* **Instructions to follow**
Extract each line of the material that follows exactly and omit its pictures.

* **Data provided**

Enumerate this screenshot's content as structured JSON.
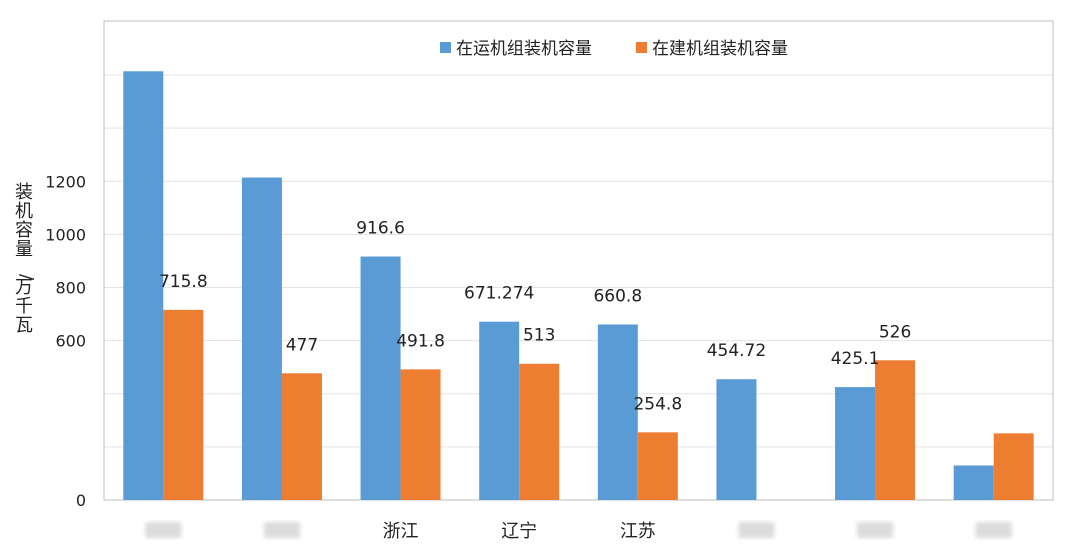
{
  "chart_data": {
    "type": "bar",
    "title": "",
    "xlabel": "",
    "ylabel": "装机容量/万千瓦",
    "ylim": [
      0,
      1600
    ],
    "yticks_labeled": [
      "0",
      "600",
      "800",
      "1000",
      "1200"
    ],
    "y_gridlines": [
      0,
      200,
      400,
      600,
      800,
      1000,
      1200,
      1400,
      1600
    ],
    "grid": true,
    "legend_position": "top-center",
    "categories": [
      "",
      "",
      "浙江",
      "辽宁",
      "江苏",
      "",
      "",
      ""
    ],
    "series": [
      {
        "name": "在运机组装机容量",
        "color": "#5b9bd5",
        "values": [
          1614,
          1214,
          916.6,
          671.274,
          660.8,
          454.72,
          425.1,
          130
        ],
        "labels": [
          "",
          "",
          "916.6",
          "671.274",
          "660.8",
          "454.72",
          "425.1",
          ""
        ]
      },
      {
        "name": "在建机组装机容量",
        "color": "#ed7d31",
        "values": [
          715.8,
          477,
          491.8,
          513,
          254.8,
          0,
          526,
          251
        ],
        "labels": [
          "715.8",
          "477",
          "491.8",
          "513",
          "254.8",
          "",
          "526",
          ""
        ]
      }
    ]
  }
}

* **Exercise response**
Enumerate this screenshot's content as structured JSON.
{
  "chart_data": {
    "type": "bar",
    "title": "",
    "xlabel": "",
    "ylabel": "装机容量/万千瓦",
    "ylim": [
      0,
      1600
    ],
    "yticks_labeled": [
      "0",
      "600",
      "800",
      "1000",
      "1200"
    ],
    "y_gridlines": [
      0,
      200,
      400,
      600,
      800,
      1000,
      1200,
      1400,
      1600
    ],
    "grid": true,
    "legend_position": "top-center",
    "categories": [
      "",
      "",
      "浙江",
      "辽宁",
      "江苏",
      "",
      "",
      ""
    ],
    "series": [
      {
        "name": "在运机组装机容量",
        "color": "#5b9bd5",
        "values": [
          1614,
          1214,
          916.6,
          671.274,
          660.8,
          454.72,
          425.1,
          130
        ],
        "labels": [
          "",
          "",
          "916.6",
          "671.274",
          "660.8",
          "454.72",
          "425.1",
          ""
        ]
      },
      {
        "name": "在建机组装机容量",
        "color": "#ed7d31",
        "values": [
          715.8,
          477,
          491.8,
          513,
          254.8,
          0,
          526,
          251
        ],
        "labels": [
          "715.8",
          "477",
          "491.8",
          "513",
          "254.8",
          "",
          "526",
          ""
        ]
      }
    ]
  }
}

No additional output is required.